* _Set problem_
Extract every line from the records below that contains the word "περιλήψεως".

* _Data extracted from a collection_
>> BEGIN

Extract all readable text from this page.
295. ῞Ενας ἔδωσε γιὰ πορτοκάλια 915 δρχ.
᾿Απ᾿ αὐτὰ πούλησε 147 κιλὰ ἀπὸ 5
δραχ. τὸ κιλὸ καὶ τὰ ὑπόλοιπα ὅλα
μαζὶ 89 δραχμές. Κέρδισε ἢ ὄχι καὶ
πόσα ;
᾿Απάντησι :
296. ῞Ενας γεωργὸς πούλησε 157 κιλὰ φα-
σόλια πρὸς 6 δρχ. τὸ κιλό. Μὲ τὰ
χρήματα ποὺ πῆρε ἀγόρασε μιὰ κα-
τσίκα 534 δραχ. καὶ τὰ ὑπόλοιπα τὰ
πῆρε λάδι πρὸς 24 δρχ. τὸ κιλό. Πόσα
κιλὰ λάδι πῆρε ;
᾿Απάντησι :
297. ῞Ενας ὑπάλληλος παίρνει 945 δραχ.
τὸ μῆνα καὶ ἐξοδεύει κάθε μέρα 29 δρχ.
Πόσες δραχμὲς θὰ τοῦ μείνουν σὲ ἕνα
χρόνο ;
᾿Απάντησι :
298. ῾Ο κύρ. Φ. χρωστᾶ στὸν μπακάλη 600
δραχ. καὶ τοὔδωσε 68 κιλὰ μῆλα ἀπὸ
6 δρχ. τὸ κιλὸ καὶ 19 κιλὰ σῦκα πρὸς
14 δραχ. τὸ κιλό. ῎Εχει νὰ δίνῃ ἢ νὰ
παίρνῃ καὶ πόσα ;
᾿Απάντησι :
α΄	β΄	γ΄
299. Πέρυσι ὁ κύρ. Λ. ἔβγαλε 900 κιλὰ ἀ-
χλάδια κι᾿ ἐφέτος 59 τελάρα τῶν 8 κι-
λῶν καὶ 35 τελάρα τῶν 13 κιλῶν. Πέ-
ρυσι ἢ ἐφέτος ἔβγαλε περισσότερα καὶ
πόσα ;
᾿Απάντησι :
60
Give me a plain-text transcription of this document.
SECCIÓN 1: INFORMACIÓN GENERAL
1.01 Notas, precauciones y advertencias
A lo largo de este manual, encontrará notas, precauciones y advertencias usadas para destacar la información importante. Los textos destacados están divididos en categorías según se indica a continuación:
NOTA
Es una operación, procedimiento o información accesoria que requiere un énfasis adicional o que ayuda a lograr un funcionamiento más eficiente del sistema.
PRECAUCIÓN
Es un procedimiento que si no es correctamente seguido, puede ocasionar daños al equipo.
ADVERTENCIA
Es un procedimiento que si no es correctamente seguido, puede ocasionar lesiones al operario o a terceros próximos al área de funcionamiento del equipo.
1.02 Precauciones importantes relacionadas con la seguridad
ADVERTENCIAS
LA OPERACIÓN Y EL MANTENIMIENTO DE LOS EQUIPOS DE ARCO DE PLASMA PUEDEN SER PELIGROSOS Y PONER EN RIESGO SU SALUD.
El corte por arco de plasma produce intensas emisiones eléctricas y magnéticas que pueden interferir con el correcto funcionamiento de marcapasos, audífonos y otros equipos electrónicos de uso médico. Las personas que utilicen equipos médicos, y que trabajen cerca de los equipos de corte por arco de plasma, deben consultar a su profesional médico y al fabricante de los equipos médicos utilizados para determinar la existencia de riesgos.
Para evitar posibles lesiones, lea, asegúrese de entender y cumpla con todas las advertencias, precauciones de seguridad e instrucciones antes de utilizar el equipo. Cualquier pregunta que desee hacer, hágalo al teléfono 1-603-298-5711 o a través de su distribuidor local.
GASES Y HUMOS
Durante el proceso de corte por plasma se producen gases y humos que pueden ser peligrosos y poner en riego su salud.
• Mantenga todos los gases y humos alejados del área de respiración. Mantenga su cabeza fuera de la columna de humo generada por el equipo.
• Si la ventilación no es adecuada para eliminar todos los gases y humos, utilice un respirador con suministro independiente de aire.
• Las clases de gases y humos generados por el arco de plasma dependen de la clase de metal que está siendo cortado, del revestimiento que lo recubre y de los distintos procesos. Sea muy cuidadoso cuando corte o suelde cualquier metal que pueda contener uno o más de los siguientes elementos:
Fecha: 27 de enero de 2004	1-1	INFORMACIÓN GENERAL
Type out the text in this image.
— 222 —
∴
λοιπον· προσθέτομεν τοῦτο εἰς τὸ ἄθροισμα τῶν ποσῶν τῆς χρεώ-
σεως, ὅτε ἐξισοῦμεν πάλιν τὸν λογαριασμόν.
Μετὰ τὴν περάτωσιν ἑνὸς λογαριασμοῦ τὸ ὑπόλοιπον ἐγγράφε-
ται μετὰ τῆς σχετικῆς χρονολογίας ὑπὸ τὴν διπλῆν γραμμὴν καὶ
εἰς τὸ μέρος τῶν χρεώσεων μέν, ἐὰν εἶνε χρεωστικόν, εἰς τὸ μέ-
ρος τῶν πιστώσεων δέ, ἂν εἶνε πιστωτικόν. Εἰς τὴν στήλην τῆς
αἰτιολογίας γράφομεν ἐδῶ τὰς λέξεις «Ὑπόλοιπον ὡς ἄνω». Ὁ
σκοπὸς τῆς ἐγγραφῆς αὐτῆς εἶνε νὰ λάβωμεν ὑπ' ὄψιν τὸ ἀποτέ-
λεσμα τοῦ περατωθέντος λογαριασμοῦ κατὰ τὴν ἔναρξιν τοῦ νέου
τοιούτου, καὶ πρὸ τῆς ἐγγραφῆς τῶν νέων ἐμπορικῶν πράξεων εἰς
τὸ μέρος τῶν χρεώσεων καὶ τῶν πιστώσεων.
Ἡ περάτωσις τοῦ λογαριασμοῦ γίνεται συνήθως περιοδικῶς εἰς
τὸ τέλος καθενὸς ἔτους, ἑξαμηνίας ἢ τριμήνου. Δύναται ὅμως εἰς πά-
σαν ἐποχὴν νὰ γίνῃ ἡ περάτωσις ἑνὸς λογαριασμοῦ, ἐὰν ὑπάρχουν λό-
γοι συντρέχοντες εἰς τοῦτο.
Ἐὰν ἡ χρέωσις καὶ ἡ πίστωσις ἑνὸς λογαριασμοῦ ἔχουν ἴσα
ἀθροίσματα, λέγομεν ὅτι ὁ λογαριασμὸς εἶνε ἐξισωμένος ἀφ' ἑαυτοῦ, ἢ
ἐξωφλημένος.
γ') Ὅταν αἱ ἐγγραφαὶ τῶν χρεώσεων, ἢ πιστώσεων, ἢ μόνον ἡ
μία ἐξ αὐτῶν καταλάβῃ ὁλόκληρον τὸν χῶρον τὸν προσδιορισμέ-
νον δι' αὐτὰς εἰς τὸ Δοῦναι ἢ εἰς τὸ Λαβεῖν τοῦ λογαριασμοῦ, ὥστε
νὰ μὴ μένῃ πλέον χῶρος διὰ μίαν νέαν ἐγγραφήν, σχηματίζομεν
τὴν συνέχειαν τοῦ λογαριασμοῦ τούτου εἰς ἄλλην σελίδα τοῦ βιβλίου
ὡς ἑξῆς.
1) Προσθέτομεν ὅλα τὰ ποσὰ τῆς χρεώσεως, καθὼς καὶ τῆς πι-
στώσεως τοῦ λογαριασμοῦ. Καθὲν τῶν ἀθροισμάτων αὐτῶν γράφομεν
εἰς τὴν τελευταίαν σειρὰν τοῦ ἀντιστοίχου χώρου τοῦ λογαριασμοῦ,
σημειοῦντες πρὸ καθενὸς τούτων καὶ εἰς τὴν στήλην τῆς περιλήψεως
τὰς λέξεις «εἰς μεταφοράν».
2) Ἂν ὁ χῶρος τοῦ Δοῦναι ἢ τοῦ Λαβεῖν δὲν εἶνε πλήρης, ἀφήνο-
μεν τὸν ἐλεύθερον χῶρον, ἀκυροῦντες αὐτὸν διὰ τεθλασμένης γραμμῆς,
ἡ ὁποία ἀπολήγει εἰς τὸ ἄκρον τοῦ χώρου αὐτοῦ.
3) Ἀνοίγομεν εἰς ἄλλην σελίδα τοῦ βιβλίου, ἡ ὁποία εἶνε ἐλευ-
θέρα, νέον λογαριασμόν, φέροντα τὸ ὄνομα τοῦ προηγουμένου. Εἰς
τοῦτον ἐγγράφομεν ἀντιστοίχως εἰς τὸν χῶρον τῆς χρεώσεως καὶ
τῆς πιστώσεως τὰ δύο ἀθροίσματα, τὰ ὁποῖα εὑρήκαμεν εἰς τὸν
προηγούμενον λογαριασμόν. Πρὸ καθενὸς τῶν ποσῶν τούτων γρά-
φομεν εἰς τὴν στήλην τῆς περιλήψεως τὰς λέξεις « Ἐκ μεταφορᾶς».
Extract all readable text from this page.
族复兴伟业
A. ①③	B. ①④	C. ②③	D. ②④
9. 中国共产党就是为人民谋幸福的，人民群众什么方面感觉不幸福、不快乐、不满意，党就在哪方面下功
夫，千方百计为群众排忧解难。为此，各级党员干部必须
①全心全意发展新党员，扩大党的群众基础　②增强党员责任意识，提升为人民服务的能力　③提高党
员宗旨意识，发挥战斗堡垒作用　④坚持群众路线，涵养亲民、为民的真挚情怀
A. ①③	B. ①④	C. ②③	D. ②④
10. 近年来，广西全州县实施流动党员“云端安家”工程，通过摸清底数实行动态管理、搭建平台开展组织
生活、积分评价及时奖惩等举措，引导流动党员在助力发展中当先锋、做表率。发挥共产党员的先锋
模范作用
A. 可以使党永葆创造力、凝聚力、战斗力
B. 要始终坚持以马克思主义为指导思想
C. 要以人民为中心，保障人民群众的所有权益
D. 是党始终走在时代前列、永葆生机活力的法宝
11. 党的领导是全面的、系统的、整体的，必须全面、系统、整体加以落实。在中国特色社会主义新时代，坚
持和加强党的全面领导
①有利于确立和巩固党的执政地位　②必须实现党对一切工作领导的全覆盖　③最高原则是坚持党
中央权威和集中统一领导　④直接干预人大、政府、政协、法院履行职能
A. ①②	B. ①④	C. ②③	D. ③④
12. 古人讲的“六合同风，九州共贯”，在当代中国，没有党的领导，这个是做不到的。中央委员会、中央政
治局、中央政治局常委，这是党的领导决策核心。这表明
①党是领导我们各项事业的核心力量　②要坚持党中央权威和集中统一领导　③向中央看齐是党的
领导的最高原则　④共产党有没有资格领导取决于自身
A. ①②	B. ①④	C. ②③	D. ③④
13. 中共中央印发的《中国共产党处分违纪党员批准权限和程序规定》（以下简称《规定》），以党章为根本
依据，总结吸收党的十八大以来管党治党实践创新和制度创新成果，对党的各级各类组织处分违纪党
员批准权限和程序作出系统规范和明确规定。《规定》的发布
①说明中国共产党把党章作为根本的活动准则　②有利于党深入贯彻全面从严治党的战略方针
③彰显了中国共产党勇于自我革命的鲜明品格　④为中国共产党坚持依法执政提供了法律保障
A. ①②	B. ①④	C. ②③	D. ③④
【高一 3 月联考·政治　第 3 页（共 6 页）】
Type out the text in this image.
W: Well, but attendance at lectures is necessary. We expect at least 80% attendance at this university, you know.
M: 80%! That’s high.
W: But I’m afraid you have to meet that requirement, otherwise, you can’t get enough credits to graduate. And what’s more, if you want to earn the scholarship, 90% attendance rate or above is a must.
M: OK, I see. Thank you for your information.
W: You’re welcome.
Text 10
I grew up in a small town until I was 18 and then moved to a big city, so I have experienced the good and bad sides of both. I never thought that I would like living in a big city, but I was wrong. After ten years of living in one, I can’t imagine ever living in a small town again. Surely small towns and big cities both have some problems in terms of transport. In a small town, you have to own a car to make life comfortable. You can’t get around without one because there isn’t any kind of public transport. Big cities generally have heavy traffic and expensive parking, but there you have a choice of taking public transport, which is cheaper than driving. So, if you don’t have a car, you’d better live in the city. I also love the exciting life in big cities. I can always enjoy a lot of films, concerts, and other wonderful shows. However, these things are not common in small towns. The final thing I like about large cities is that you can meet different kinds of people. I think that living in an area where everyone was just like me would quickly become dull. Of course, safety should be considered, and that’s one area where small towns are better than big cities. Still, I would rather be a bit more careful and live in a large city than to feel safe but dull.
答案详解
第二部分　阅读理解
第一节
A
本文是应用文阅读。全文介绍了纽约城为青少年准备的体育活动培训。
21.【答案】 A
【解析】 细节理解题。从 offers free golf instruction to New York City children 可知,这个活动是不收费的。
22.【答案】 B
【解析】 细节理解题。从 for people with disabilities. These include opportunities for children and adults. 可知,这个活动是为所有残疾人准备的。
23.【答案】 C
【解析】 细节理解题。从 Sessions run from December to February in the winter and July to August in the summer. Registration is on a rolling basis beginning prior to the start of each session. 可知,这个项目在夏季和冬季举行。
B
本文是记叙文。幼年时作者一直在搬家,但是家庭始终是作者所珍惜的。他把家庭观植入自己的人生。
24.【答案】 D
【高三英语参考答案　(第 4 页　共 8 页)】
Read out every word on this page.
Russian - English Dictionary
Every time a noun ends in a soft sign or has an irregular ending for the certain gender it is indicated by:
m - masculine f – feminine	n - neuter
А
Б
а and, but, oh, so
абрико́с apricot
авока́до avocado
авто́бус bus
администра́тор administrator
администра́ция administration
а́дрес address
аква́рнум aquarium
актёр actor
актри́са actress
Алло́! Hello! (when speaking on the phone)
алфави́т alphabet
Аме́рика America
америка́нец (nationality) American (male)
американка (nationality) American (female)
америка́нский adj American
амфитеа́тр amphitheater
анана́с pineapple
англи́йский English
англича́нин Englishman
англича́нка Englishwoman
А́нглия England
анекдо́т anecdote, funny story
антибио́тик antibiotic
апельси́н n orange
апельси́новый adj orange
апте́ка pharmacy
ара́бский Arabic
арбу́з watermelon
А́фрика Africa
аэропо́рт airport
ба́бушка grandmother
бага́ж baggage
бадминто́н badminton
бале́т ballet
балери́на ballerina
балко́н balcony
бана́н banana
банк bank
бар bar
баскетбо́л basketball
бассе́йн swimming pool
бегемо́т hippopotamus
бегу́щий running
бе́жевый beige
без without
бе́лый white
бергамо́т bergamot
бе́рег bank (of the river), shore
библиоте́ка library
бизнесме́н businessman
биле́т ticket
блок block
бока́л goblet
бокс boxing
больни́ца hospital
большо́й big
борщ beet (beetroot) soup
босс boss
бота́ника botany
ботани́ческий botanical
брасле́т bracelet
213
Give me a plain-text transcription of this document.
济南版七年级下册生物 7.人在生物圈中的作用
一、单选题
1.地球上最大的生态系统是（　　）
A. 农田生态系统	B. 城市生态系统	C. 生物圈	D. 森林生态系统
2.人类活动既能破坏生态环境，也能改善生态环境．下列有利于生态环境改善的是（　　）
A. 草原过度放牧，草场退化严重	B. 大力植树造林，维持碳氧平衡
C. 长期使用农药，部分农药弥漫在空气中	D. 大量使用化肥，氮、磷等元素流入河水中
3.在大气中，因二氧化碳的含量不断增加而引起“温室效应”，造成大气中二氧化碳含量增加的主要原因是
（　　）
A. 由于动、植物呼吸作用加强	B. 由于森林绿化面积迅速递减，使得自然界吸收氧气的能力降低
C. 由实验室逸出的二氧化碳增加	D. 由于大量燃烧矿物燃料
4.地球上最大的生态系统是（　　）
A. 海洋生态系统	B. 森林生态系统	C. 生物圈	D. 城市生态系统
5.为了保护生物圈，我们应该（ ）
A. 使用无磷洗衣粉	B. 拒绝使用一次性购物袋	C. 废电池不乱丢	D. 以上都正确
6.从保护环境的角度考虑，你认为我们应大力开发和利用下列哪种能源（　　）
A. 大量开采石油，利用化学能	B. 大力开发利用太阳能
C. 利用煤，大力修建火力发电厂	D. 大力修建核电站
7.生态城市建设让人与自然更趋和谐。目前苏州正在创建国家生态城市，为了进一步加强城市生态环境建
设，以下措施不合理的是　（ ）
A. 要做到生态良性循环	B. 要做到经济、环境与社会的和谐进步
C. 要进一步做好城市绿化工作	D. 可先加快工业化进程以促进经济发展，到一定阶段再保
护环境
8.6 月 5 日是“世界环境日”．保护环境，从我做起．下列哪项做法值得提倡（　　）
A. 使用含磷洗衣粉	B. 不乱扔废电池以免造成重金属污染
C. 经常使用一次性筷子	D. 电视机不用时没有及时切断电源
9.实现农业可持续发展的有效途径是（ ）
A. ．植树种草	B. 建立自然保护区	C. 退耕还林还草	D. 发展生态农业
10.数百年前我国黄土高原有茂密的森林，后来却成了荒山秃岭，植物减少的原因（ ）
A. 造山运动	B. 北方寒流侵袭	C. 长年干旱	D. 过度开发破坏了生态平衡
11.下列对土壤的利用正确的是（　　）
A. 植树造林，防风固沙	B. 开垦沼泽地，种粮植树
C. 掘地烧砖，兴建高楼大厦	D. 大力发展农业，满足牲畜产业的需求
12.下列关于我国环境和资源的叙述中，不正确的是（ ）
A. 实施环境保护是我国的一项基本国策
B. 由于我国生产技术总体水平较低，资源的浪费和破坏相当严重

>> END

* _Exercise answer_
σημειοῦντες πρὸ καθενὸς τούτων καὶ εἰς τὴν στήλην τῆς περιλήψεως
φομεν εἰς τὴν στήλην τῆς περιλήψεως τὰς λέξεις « Ἐκ μεταφορᾶς».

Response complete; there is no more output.